Search the listing below for the word "title" and copy each line that holds it.

# Listed entries
======

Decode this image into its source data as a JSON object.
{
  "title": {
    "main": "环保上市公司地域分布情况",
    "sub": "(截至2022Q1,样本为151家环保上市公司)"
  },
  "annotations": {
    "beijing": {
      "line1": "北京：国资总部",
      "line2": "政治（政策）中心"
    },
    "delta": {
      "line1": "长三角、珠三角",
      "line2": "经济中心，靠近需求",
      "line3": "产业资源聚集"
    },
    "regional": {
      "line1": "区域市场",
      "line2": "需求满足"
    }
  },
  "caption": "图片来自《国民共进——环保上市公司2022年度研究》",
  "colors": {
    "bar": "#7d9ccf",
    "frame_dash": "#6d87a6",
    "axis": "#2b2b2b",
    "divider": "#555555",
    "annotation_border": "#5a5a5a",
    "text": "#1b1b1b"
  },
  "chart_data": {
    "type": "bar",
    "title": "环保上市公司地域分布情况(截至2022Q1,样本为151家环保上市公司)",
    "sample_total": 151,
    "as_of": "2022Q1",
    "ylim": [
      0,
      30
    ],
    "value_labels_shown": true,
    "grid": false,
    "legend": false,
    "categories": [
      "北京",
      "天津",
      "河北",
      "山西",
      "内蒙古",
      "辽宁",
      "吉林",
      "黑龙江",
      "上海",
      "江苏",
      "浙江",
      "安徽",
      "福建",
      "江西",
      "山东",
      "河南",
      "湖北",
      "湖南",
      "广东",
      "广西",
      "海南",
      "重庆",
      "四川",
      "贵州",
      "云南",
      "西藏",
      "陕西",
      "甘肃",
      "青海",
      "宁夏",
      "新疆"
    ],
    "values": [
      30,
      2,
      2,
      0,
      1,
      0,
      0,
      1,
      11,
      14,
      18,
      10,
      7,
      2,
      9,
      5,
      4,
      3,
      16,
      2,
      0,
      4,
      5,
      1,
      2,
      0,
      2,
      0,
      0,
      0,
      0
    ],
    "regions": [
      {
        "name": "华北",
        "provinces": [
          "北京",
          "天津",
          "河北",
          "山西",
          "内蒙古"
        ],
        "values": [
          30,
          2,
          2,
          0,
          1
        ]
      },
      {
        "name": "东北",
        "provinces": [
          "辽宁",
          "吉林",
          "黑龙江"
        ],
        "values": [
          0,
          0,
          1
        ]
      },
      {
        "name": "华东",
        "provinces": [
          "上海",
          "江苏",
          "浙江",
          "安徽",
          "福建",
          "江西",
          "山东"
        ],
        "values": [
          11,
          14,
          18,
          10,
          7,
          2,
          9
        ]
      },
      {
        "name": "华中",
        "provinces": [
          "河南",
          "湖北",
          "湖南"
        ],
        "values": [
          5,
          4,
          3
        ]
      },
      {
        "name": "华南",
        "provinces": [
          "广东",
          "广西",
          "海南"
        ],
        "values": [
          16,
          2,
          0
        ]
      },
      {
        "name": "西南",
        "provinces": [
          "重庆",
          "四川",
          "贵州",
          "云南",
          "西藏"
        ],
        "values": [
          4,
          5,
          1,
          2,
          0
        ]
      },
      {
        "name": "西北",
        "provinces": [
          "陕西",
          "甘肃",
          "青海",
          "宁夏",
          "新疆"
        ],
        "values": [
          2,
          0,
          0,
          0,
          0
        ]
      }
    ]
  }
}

======

# Response for this exercise
  "title": {
    "title": "环保上市公司地域分布情况(截至2022Q1,样本为151家环保上市公司)",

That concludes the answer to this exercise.